▸ EXERCISE BRIEF
Count every line that has "Results" in it and give the total, nothing more.

--- start ---

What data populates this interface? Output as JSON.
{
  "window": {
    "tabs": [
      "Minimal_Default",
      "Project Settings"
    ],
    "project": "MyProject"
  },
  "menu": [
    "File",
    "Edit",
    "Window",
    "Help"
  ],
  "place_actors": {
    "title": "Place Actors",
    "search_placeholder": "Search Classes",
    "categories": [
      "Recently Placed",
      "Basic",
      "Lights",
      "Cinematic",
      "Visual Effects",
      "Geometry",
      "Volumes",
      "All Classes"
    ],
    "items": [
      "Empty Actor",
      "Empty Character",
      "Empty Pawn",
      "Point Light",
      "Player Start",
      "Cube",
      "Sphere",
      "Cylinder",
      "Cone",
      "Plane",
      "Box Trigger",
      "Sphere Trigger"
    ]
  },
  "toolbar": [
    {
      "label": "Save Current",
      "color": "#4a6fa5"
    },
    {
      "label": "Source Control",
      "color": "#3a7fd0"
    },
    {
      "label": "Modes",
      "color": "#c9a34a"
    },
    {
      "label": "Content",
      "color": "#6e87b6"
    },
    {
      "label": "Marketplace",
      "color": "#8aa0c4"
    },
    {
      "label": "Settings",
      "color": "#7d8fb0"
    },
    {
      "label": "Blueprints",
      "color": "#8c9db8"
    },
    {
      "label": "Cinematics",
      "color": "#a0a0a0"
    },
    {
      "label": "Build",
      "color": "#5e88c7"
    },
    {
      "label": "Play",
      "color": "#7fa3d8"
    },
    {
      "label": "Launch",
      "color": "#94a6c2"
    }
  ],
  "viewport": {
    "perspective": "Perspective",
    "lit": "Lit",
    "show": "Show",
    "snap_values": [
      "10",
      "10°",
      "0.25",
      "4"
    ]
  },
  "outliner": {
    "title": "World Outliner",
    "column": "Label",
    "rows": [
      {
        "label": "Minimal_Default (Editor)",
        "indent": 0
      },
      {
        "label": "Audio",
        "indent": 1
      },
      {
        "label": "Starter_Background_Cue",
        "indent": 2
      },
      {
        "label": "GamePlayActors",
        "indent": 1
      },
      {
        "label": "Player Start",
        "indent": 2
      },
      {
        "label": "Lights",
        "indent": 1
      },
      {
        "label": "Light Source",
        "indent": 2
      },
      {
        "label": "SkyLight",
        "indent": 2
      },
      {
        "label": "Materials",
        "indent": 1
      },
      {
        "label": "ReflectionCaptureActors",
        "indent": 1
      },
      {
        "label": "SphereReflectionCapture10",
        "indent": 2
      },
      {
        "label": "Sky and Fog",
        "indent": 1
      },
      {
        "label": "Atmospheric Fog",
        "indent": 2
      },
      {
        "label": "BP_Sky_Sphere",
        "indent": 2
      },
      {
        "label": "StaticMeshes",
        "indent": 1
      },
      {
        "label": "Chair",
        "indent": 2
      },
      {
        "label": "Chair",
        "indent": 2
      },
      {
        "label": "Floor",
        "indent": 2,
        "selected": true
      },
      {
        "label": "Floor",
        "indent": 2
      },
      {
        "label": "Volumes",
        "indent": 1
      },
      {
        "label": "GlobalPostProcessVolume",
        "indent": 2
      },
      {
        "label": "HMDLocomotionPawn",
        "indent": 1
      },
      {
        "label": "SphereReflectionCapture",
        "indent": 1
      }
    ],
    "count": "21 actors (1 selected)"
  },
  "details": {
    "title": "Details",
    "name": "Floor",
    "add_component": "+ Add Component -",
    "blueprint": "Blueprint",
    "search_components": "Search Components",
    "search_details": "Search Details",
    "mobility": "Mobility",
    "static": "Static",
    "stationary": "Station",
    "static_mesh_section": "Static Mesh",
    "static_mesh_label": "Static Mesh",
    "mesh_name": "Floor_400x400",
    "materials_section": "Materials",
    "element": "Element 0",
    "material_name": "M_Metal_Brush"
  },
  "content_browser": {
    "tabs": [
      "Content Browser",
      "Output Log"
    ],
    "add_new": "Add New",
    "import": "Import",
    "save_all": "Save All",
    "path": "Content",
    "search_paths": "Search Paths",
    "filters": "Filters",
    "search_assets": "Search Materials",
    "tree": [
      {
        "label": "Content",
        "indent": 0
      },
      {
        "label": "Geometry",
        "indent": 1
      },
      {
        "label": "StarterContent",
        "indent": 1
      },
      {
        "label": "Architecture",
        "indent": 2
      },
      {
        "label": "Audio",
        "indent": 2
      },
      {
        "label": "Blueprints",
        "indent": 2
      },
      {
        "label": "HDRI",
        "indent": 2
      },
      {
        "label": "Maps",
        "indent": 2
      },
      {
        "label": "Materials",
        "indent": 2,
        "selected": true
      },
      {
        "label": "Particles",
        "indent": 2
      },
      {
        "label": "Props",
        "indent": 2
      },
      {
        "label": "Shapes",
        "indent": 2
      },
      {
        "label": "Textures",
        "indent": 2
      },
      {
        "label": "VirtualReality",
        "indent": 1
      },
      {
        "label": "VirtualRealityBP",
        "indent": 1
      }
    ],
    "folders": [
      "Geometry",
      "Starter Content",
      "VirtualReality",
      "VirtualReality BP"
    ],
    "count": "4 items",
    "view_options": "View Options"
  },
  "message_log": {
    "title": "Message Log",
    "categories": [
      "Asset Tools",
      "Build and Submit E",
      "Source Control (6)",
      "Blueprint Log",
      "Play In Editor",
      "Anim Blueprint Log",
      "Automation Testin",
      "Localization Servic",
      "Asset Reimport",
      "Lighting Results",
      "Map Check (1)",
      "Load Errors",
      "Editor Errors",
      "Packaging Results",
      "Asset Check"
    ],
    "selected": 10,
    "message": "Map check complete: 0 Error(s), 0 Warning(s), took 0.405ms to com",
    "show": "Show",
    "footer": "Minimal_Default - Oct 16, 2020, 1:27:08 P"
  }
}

--- end ---
--- start ---

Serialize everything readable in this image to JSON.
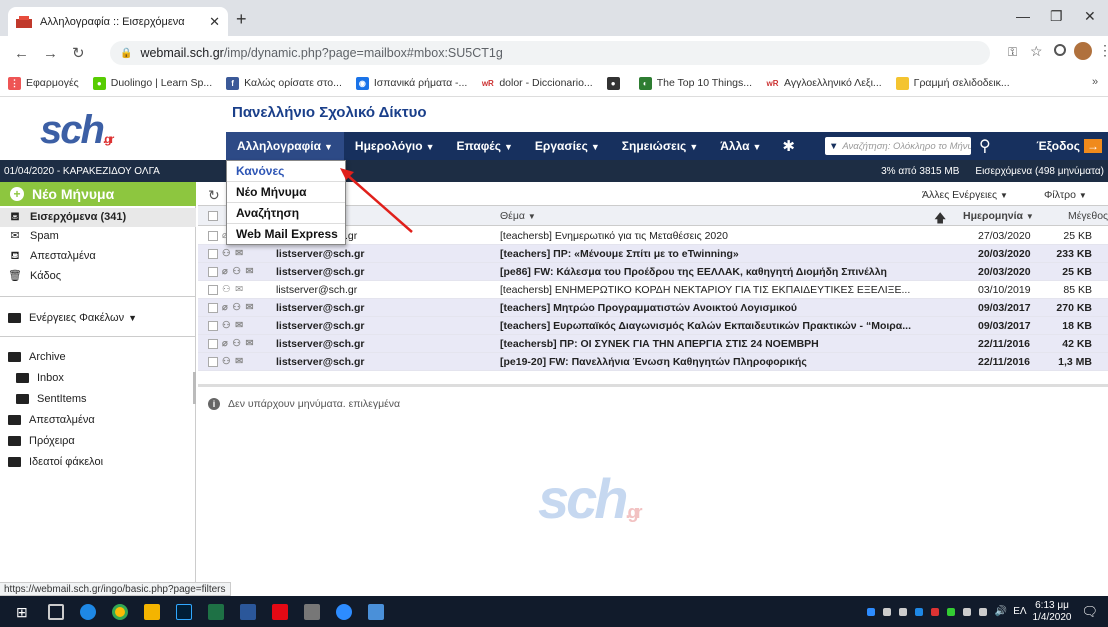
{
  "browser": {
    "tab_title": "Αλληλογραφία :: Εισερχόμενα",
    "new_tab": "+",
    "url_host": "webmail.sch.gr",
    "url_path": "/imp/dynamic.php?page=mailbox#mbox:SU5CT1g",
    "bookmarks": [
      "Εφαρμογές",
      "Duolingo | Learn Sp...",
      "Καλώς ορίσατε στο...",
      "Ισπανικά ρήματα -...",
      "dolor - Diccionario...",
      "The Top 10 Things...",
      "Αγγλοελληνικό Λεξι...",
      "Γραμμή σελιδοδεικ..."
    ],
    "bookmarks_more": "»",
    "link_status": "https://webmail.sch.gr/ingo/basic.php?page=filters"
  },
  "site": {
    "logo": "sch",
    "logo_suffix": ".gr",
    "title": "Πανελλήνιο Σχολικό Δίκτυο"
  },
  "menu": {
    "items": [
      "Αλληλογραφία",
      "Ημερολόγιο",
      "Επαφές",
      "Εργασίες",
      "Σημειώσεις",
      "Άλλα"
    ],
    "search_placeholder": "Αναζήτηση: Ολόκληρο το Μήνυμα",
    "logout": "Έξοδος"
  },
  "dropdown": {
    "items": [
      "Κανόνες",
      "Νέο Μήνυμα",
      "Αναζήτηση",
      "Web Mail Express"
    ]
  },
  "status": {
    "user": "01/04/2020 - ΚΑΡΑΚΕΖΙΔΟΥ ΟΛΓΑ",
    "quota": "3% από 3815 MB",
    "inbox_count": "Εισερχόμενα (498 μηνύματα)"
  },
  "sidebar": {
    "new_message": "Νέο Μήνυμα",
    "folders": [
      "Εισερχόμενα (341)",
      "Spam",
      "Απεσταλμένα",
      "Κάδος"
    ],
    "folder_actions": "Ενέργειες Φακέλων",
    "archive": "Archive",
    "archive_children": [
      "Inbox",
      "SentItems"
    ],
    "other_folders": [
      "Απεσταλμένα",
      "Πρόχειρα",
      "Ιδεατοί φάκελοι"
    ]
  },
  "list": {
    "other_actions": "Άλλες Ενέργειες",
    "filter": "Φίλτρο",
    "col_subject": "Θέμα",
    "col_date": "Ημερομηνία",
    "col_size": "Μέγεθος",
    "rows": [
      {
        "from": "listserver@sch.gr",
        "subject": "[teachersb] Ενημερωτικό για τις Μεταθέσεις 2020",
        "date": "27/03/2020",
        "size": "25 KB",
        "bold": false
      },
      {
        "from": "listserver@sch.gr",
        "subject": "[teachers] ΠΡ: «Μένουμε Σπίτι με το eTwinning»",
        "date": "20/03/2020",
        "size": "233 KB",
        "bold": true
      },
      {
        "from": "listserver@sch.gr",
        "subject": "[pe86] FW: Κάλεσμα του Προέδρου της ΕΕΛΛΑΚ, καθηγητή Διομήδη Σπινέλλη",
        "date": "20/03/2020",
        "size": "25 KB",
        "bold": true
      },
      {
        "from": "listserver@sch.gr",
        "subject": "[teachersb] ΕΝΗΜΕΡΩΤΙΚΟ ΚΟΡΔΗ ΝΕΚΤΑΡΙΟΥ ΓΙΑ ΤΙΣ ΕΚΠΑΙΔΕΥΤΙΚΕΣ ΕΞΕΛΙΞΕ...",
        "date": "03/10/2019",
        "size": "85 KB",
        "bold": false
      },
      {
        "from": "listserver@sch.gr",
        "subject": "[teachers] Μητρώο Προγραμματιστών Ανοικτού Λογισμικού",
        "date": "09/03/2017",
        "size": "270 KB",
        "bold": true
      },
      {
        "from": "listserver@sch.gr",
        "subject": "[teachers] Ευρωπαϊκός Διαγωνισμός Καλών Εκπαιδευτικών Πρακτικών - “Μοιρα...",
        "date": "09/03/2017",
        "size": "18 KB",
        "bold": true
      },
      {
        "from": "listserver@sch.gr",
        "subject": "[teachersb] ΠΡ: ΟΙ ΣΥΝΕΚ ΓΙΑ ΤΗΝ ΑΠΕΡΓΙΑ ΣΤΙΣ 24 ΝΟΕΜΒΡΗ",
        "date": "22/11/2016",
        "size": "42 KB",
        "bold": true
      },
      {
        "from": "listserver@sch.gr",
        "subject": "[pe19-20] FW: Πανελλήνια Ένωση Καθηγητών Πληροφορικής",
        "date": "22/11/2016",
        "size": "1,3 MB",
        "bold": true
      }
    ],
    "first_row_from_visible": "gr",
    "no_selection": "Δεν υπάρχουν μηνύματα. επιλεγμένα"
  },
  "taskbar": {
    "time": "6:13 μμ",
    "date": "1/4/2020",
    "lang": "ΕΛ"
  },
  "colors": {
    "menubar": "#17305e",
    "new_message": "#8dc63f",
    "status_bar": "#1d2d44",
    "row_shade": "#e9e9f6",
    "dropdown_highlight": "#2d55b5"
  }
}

--- end ---

▸ SOLUTION FOR THIS TASK
2